Set out each line from the following listing that includes the word "teljesítménytúra".
==============================
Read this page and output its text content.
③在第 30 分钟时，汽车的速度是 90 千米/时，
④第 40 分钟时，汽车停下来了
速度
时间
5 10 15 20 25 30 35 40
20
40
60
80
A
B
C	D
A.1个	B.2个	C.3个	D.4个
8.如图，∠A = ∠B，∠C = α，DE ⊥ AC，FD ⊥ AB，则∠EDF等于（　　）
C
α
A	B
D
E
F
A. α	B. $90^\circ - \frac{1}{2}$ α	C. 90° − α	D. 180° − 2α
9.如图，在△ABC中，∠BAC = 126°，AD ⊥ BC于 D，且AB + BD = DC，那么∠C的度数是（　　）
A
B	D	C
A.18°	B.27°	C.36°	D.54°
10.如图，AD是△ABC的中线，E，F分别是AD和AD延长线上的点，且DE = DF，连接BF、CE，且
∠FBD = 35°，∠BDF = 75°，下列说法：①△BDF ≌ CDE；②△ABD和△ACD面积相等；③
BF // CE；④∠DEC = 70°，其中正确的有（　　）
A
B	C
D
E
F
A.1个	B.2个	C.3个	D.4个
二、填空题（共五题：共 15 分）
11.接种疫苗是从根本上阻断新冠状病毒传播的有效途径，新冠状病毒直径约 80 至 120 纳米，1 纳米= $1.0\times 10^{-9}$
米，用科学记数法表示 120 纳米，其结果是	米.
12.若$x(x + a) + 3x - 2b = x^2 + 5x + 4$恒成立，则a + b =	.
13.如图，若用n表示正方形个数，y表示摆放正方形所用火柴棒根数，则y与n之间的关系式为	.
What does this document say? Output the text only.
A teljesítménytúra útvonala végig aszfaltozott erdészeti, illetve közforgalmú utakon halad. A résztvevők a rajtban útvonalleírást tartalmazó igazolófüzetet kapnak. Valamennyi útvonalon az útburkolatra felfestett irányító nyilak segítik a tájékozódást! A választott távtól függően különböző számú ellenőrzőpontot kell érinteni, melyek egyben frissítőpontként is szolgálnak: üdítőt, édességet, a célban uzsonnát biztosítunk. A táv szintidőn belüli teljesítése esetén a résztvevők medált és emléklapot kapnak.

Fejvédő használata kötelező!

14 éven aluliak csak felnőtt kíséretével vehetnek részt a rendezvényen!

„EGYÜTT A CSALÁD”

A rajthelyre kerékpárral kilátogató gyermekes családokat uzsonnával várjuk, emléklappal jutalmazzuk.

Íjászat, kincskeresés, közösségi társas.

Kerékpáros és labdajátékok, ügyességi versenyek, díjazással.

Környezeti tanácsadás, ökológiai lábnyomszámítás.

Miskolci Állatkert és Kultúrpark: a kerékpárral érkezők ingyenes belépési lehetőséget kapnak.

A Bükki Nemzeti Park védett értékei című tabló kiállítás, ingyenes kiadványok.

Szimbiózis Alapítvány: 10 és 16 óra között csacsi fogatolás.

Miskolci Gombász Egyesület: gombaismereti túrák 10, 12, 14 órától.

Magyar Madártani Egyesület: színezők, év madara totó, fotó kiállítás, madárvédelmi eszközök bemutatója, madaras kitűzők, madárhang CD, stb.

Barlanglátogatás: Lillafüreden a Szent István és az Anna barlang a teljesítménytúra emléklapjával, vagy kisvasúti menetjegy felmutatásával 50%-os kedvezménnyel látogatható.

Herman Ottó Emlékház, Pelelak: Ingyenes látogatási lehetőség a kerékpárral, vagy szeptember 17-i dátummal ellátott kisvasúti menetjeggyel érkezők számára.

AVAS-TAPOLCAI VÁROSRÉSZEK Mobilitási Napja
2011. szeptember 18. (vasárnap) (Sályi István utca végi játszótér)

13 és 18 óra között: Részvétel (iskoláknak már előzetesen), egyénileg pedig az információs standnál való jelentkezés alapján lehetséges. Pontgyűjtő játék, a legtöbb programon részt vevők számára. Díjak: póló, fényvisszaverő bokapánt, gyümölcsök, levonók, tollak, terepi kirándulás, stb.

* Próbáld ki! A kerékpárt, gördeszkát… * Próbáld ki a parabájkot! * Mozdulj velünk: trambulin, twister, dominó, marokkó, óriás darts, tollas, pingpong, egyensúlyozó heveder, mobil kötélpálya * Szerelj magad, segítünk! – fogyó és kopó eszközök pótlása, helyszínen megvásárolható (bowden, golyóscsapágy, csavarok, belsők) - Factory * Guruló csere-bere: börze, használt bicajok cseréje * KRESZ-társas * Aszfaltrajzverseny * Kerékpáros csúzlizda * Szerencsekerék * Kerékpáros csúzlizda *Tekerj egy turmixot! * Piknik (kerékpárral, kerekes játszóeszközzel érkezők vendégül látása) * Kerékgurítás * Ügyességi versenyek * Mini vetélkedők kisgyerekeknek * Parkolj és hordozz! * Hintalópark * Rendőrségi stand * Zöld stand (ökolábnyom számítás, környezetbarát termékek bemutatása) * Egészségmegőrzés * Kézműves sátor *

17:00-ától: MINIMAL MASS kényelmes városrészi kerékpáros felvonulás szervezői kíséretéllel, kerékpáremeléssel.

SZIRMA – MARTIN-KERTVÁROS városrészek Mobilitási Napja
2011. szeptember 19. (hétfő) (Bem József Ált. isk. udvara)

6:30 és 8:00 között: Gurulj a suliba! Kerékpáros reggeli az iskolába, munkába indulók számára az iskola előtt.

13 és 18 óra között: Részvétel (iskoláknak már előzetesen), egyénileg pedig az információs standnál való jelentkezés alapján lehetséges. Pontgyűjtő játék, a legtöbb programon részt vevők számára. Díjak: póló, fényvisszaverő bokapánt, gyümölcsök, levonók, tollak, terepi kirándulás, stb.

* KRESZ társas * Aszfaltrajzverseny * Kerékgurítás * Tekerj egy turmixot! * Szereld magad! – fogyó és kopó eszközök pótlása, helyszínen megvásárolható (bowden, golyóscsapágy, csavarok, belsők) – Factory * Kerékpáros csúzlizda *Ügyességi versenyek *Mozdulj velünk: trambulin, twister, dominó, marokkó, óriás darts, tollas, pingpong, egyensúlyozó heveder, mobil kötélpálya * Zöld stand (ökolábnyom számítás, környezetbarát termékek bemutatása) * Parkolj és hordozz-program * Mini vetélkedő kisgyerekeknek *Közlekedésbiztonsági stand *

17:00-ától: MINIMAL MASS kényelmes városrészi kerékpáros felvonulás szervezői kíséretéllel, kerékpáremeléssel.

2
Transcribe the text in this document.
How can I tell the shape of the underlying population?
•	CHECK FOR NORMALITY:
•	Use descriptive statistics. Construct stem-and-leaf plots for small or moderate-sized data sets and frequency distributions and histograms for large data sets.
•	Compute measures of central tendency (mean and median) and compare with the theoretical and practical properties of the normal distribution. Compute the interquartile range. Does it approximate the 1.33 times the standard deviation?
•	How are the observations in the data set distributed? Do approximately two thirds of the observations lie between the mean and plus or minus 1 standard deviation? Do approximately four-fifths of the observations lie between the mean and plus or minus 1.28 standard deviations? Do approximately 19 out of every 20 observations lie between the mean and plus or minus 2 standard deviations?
==============================
→ **Task output**
A teljesítménytúra útvonala végig aszfaltozott erdészeti, illetve közforgalmú utakon halad. A résztvevők a rajtban útvonalleírást tartalmazó igazolófüzetet kapnak. Valamennyi útvonalon az útburkolatra felfestett irányító nyilak segítik a tájékozódást! A választott távtól függően különböző számú ellenőrzőpontot kell érinteni, melyek egyben frissítőpontként is szolgálnak: üdítőt, édességet, a célban uzsonnát biztosítunk. A táv szintidőn belüli teljesítése esetén a résztvevők medált és emléklapot kapnak.
Barlanglátogatás: Lillafüreden a Szent István és az Anna barlang a teljesítménytúra emléklapjával, vagy kisvasúti menetjegy felmutatásával 50%-os kedvezménnyel látogatható.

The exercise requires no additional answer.